--- Exercise description ---
Exactly reproduce each record listed below.

--- Source records ---

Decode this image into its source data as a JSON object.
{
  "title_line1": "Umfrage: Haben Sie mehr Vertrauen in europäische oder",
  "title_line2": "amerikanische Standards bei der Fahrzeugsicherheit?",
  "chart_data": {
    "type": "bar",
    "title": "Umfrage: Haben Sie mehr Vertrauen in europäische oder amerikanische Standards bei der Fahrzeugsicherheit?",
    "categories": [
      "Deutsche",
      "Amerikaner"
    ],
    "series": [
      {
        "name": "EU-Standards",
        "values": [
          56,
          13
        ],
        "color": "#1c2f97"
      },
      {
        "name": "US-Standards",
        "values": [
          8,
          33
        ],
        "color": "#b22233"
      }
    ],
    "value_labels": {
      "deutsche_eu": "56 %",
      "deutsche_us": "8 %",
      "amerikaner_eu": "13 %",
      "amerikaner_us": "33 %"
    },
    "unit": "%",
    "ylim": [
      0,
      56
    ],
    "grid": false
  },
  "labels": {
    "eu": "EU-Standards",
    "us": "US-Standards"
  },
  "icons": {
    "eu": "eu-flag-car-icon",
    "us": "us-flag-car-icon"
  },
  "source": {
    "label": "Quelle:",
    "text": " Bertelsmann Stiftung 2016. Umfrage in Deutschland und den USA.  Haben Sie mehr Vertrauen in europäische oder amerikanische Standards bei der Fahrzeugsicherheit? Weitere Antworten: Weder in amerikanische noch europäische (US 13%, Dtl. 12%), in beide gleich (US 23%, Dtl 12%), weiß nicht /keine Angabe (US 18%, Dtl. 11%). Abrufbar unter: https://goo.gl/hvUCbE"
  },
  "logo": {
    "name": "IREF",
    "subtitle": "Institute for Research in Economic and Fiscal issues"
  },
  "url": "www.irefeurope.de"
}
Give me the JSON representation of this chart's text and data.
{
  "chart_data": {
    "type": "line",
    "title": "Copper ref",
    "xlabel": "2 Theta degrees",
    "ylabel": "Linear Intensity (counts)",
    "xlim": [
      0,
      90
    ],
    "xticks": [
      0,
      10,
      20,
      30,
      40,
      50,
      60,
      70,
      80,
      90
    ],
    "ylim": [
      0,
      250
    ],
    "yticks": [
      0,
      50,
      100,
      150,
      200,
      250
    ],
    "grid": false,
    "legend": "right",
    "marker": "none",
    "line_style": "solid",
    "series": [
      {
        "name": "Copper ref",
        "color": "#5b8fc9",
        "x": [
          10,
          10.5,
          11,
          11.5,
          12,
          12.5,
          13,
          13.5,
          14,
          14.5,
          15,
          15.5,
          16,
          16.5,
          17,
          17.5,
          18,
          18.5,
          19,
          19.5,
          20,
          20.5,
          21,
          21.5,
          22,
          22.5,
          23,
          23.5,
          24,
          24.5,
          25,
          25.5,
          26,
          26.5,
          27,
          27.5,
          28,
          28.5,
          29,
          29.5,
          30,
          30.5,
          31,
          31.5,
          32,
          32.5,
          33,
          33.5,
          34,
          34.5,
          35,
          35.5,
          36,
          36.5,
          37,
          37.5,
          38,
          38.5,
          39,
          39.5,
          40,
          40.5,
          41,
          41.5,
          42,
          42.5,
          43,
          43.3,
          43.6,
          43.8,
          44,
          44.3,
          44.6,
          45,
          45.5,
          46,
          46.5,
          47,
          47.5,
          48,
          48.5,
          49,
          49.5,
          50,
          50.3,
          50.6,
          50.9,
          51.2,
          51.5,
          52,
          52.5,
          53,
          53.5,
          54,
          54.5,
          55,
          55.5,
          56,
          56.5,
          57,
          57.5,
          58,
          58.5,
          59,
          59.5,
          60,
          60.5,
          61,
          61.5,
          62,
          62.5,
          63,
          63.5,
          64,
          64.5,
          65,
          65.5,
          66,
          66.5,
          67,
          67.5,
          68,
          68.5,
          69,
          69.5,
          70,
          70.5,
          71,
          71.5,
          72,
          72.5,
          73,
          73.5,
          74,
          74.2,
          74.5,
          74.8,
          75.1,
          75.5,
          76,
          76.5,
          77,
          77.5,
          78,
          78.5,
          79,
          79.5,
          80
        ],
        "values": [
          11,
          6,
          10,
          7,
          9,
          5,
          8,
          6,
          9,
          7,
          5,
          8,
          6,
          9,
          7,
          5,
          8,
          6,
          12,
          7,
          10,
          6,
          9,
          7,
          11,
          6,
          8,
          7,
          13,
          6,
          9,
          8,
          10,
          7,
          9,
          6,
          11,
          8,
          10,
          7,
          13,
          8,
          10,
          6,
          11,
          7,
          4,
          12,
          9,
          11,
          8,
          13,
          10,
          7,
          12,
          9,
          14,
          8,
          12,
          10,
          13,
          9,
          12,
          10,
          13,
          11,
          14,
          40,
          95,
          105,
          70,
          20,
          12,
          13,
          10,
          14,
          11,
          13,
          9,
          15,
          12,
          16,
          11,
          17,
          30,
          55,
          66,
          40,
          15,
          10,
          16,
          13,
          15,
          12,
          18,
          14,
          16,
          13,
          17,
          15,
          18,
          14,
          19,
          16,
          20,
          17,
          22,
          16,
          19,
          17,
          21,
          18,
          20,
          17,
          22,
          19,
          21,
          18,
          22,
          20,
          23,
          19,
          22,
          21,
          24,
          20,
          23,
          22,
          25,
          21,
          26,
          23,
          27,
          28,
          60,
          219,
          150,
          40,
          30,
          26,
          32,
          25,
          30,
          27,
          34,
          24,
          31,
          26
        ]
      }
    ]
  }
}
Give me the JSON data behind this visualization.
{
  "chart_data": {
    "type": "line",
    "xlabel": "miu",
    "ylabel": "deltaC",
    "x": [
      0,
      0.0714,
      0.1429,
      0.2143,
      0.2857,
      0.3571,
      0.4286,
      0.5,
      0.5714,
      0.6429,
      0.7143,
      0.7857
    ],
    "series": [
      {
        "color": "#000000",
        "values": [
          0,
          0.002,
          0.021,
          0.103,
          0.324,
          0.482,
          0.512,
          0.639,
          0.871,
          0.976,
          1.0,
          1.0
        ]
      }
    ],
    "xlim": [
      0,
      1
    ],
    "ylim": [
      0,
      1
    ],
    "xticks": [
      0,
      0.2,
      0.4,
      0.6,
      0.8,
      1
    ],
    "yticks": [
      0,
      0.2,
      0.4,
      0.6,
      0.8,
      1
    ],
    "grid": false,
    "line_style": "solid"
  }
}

--- Task output ---
Decode this image into its source data as a JSON object.
{
  "title_line1": "Umfrage: Haben Sie mehr Vertrauen in europäische oder",
  "title_line2": "amerikanische Standards bei der Fahrzeugsicherheit?",
  "chart_data": {
    "type": "bar",
    "title": "Umfrage: Haben Sie mehr Vertrauen in europäische oder amerikanische Standards bei der Fahrzeugsicherheit?",
    "categories": [
      "Deutsche",
      "Amerikaner"
    ],
    "series": [
      {
        "name": "EU-Standards",
        "values": [
          56,
          13
        ],
        "color": "#1c2f97"
      },
      {
        "name": "US-Standards",
        "values": [
          8,
          33
        ],
        "color": "#b22233"
      }
    ],
    "value_labels": {
      "deutsche_eu": "56 %",
      "deutsche_us": "8 %",
      "amerikaner_eu": "13 %",
      "amerikaner_us": "33 %"
    },
    "unit": "%",
    "ylim": [
      0,
      56
    ],
    "grid": false
  },
  "labels": {
    "eu": "EU-Standards",
    "us": "US-Standards"
  },
  "icons": {
    "eu": "eu-flag-car-icon",
    "us": "us-flag-car-icon"
  },
  "source": {
    "label": "Quelle:",
    "text": " Bertelsmann Stiftung 2016. Umfrage in Deutschland und den USA.  Haben Sie mehr Vertrauen in europäische oder amerikanische Standards bei der Fahrzeugsicherheit? Weitere Antworten: Weder in amerikanische noch europäische (US 13%, Dtl. 12%), in beide gleich (US 23%, Dtl 12%), weiß nicht /keine Angabe (US 18%, Dtl. 11%). Abrufbar unter: https://goo.gl/hvUCbE"
  },
  "logo": {
    "name": "IREF",
    "subtitle": "Institute for Research in Economic and Fiscal issues"
  },
  "url": "www.irefeurope.de"
}
Give me the JSON representation of this chart's text and data.
{
  "chart_data": {
    "type": "line",
    "title": "Copper ref",
    "xlabel": "2 Theta degrees",
    "ylabel": "Linear Intensity (counts)",
    "xlim": [
      0,
      90
    ],
    "xticks": [
      0,
      10,
      20,
      30,
      40,
      50,
      60,
      70,
      80,
      90
    ],
    "ylim": [
      0,
      250
    ],
    "yticks": [
      0,
      50,
      100,
      150,
      200,
      250
    ],
    "grid": false,
    "legend": "right",
    "marker": "none",
    "line_style": "solid",
    "series": [
      {
        "name": "Copper ref",
        "color": "#5b8fc9",
        "x": [
          10,
          10.5,
          11,
          11.5,
          12,
          12.5,
          13,
          13.5,
          14,
          14.5,
          15,
          15.5,
          16,
          16.5,
          17,
          17.5,
          18,
          18.5,
          19,
          19.5,
          20,
          20.5,
          21,
          21.5,
          22,
          22.5,
          23,
          23.5,
          24,
          24.5,
          25,
          25.5,
          26,
          26.5,
          27,
          27.5,
          28,
          28.5,
          29,
          29.5,
          30,
          30.5,
          31,
          31.5,
          32,
          32.5,
          33,
          33.5,
          34,
          34.5,
          35,
          35.5,
          36,
          36.5,
          37,
          37.5,
          38,
          38.5,
          39,
          39.5,
          40,
          40.5,
          41,
          41.5,
          42,
          42.5,
          43,
          43.3,
          43.6,
          43.8,
          44,
          44.3,
          44.6,
          45,
          45.5,
          46,
          46.5,
          47,
          47.5,
          48,
          48.5,
          49,
          49.5,
          50,
          50.3,
          50.6,
          50.9,
          51.2,
          51.5,
          52,
          52.5,
          53,
          53.5,
          54,
          54.5,
          55,
          55.5,
          56,
          56.5,
          57,
          57.5,
          58,
          58.5,
          59,
          59.5,
          60,
          60.5,
          61,
          61.5,
          62,
          62.5,
          63,
          63.5,
          64,
          64.5,
          65,
          65.5,
          66,
          66.5,
          67,
          67.5,
          68,
          68.5,
          69,
          69.5,
          70,
          70.5,
          71,
          71.5,
          72,
          72.5,
          73,
          73.5,
          74,
          74.2,
          74.5,
          74.8,
          75.1,
          75.5,
          76,
          76.5,
          77,
          77.5,
          78,
          78.5,
          79,
          79.5,
          80
        ],
        "values": [
          11,
          6,
          10,
          7,
          9,
          5,
          8,
          6,
          9,
          7,
          5,
          8,
          6,
          9,
          7,
          5,
          8,
          6,
          12,
          7,
          10,
          6,
          9,
          7,
          11,
          6,
          8,
          7,
          13,
          6,
          9,
          8,
          10,
          7,
          9,
          6,
          11,
          8,
          10,
          7,
          13,
          8,
          10,
          6,
          11,
          7,
          4,
          12,
          9,
          11,
          8,
          13,
          10,
          7,
          12,
          9,
          14,
          8,
          12,
          10,
          13,
          9,
          12,
          10,
          13,
          11,
          14,
          40,
          95,
          105,
          70,
          20,
          12,
          13,
          10,
          14,
          11,
          13,
          9,
          15,
          12,
          16,
          11,
          17,
          30,
          55,
          66,
          40,
          15,
          10,
          16,
          13,
          15,
          12,
          18,
          14,
          16,
          13,
          17,
          15,
          18,
          14,
          19,
          16,
          20,
          17,
          22,
          16,
          19,
          17,
          21,
          18,
          20,
          17,
          22,
          19,
          21,
          18,
          22,
          20,
          23,
          19,
          22,
          21,
          24,
          20,
          23,
          22,
          25,
          21,
          26,
          23,
          27,
          28,
          60,
          219,
          150,
          40,
          30,
          26,
          32,
          25,
          30,
          27,
          34,
          24,
          31,
          26
        ]
      }
    ]
  }
}
Give me the JSON data behind this visualization.
{
  "chart_data": {
    "type": "line",
    "xlabel": "miu",
    "ylabel": "deltaC",
    "x": [
      0,
      0.0714,
      0.1429,
      0.2143,
      0.2857,
      0.3571,
      0.4286,
      0.5,
      0.5714,
      0.6429,
      0.7143,
      0.7857
    ],
    "series": [
      {
        "color": "#000000",
        "values": [
          0,
          0.002,
          0.021,
          0.103,
          0.324,
          0.482,
          0.512,
          0.639,
          0.871,
          0.976,
          1.0,
          1.0
        ]
      }
    ],
    "xlim": [
      0,
      1
    ],
    "ylim": [
      0,
      1
    ],
    "xticks": [
      0,
      0.2,
      0.4,
      0.6,
      0.8,
      1
    ],
    "yticks": [
      0,
      0.2,
      0.4,
      0.6,
      0.8,
      1
    ],
    "grid": false,
    "line_style": "solid"
  }
}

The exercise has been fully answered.